#### Set exercise:
Return the complete listing that follows, with each line reproduced exactly.

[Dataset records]
+---+

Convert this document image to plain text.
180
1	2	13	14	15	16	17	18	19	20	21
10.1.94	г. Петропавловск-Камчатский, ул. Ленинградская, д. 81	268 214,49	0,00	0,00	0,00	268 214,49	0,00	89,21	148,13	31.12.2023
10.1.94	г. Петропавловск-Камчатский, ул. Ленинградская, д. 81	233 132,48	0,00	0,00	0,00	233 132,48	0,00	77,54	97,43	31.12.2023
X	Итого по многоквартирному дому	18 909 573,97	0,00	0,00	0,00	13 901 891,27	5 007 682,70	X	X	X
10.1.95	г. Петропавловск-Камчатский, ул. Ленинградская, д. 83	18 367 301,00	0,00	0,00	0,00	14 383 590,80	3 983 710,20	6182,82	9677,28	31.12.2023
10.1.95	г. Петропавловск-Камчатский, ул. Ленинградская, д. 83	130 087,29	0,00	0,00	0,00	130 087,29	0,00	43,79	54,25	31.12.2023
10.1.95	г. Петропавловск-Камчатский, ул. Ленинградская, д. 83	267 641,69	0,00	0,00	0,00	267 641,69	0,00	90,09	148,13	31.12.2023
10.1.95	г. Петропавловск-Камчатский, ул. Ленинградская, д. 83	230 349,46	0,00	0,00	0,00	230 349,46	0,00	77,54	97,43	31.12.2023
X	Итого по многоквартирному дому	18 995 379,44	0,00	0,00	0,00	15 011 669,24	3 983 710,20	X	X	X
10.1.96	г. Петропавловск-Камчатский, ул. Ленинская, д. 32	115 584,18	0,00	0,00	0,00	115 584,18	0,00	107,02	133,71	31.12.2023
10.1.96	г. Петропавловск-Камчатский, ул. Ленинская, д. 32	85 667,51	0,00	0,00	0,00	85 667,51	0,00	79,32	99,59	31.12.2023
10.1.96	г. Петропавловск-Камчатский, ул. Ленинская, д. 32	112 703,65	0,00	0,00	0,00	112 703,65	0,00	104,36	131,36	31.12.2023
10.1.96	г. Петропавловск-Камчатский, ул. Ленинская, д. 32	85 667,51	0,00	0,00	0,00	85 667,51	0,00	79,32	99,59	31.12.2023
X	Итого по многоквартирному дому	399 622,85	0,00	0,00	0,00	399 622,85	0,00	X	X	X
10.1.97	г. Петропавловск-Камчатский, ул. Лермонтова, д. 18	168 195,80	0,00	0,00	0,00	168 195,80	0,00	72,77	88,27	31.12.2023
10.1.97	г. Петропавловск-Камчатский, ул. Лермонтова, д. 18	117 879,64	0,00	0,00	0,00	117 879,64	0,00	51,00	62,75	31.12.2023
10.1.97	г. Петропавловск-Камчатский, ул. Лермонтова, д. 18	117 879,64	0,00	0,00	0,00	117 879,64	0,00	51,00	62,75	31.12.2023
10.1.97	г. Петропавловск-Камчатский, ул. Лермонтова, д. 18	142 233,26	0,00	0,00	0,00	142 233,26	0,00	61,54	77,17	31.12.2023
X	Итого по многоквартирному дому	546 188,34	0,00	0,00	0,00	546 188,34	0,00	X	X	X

+---+

#### Right answer:
Convert this document image to plain text.
180
1	2	13	14	15	16	17	18	19	20	21
10.1.94	г. Петропавловск-Камчатский, ул. Ленинградская, д. 81	268 214,49	0,00	0,00	0,00	268 214,49	0,00	89,21	148,13	31.12.2023
10.1.94	г. Петропавловск-Камчатский, ул. Ленинградская, д. 81	233 132,48	0,00	0,00	0,00	233 132,48	0,00	77,54	97,43	31.12.2023
X	Итого по многоквартирному дому	18 909 573,97	0,00	0,00	0,00	13 901 891,27	5 007 682,70	X	X	X
10.1.95	г. Петропавловск-Камчатский, ул. Ленинградская, д. 83	18 367 301,00	0,00	0,00	0,00	14 383 590,80	3 983 710,20	6182,82	9677,28	31.12.2023
10.1.95	г. Петропавловск-Камчатский, ул. Ленинградская, д. 83	130 087,29	0,00	0,00	0,00	130 087,29	0,00	43,79	54,25	31.12.2023
10.1.95	г. Петропавловск-Камчатский, ул. Ленинградская, д. 83	267 641,69	0,00	0,00	0,00	267 641,69	0,00	90,09	148,13	31.12.2023
10.1.95	г. Петропавловск-Камчатский, ул. Ленинградская, д. 83	230 349,46	0,00	0,00	0,00	230 349,46	0,00	77,54	97,43	31.12.2023
X	Итого по многоквартирному дому	18 995 379,44	0,00	0,00	0,00	15 011 669,24	3 983 710,20	X	X	X
10.1.96	г. Петропавловск-Камчатский, ул. Ленинская, д. 32	115 584,18	0,00	0,00	0,00	115 584,18	0,00	107,02	133,71	31.12.2023
10.1.96	г. Петропавловск-Камчатский, ул. Ленинская, д. 32	85 667,51	0,00	0,00	0,00	85 667,51	0,00	79,32	99,59	31.12.2023
10.1.96	г. Петропавловск-Камчатский, ул. Ленинская, д. 32	112 703,65	0,00	0,00	0,00	112 703,65	0,00	104,36	131,36	31.12.2023
10.1.96	г. Петропавловск-Камчатский, ул. Ленинская, д. 32	85 667,51	0,00	0,00	0,00	85 667,51	0,00	79,32	99,59	31.12.2023
X	Итого по многоквартирному дому	399 622,85	0,00	0,00	0,00	399 622,85	0,00	X	X	X
10.1.97	г. Петропавловск-Камчатский, ул. Лермонтова, д. 18	168 195,80	0,00	0,00	0,00	168 195,80	0,00	72,77	88,27	31.12.2023
10.1.97	г. Петропавловск-Камчатский, ул. Лермонтова, д. 18	117 879,64	0,00	0,00	0,00	117 879,64	0,00	51,00	62,75	31.12.2023
10.1.97	г. Петропавловск-Камчатский, ул. Лермонтова, д. 18	117 879,64	0,00	0,00	0,00	117 879,64	0,00	51,00	62,75	31.12.2023
10.1.97	г. Петропавловск-Камчатский, ул. Лермонтова, д. 18	142 233,26	0,00	0,00	0,00	142 233,26	0,00	61,54	77,17	31.12.2023
X	Итого по многоквартирному дому	546 188,34	0,00	0,00	0,00	546 188,34	0,00	X	X	X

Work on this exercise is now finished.